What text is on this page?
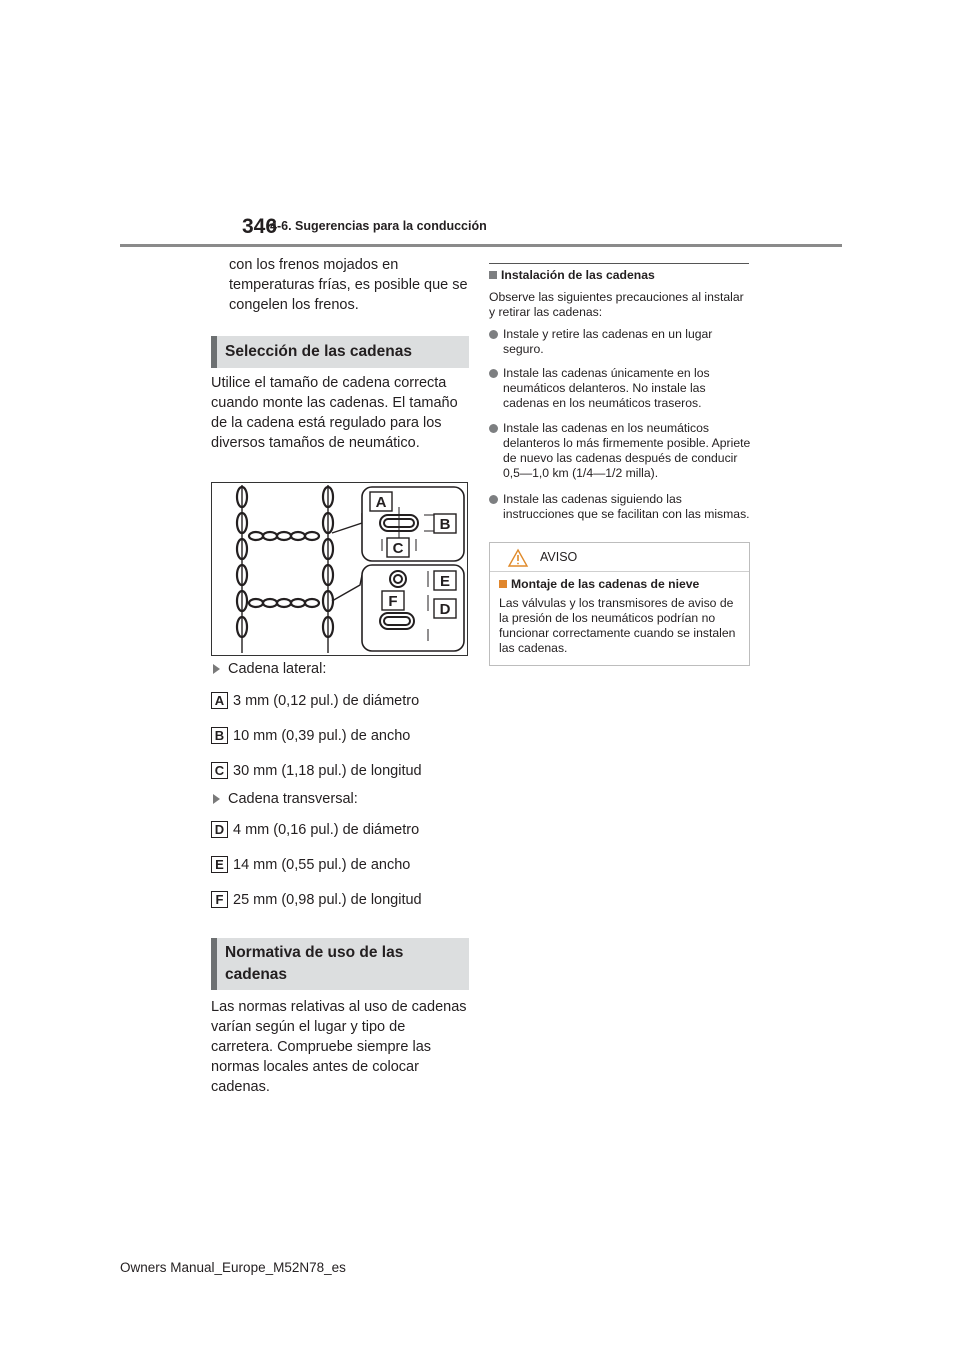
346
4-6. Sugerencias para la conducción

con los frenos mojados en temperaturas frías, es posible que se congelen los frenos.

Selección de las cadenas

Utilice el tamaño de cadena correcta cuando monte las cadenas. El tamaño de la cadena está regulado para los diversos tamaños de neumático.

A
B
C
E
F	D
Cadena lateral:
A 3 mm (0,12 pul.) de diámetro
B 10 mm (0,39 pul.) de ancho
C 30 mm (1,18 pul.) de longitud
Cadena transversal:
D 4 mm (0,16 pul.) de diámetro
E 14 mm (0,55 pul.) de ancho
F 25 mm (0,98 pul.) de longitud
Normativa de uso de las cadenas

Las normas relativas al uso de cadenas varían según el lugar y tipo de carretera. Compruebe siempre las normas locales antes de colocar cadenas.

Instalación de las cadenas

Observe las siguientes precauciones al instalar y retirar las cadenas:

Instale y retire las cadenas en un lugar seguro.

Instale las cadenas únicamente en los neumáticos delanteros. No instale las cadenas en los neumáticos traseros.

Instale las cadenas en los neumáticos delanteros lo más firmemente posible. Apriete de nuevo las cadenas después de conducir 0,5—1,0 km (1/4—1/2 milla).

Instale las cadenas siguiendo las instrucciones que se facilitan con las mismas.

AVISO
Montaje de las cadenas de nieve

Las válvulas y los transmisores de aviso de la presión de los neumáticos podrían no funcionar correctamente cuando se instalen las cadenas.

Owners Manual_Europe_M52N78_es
--- --- ---
• **Short task**: Print each entry shown above with exact wording and no pictures.

• **Output of the exercise**:
What text is on this page?
346
4-6. Sugerencias para la conducción

con los frenos mojados en temperaturas frías, es posible que se congelen los frenos.

Selección de las cadenas

Utilice el tamaño de cadena correcta cuando monte las cadenas. El tamaño de la cadena está regulado para los diversos tamaños de neumático.

A
B
C
E
F	D
Cadena lateral:
A 3 mm (0,12 pul.) de diámetro
B 10 mm (0,39 pul.) de ancho
C 30 mm (1,18 pul.) de longitud
Cadena transversal:
D 4 mm (0,16 pul.) de diámetro
E 14 mm (0,55 pul.) de ancho
F 25 mm (0,98 pul.) de longitud
Normativa de uso de las cadenas

Las normas relativas al uso de cadenas varían según el lugar y tipo de carretera. Compruebe siempre las normas locales antes de colocar cadenas.

Instalación de las cadenas

Observe las siguientes precauciones al instalar y retirar las cadenas:

Instale y retire las cadenas en un lugar seguro.

Instale las cadenas únicamente en los neumáticos delanteros. No instale las cadenas en los neumáticos traseros.

Instale las cadenas en los neumáticos delanteros lo más firmemente posible. Apriete de nuevo las cadenas después de conducir 0,5—1,0 km (1/4—1/2 milla).

Instale las cadenas siguiendo las instrucciones que se facilitan con las mismas.

AVISO
Montaje de las cadenas de nieve

Las válvulas y los transmisores de aviso de la presión de los neumáticos podrían no funcionar correctamente cuando se instalen las cadenas.

Owners Manual_Europe_M52N78_es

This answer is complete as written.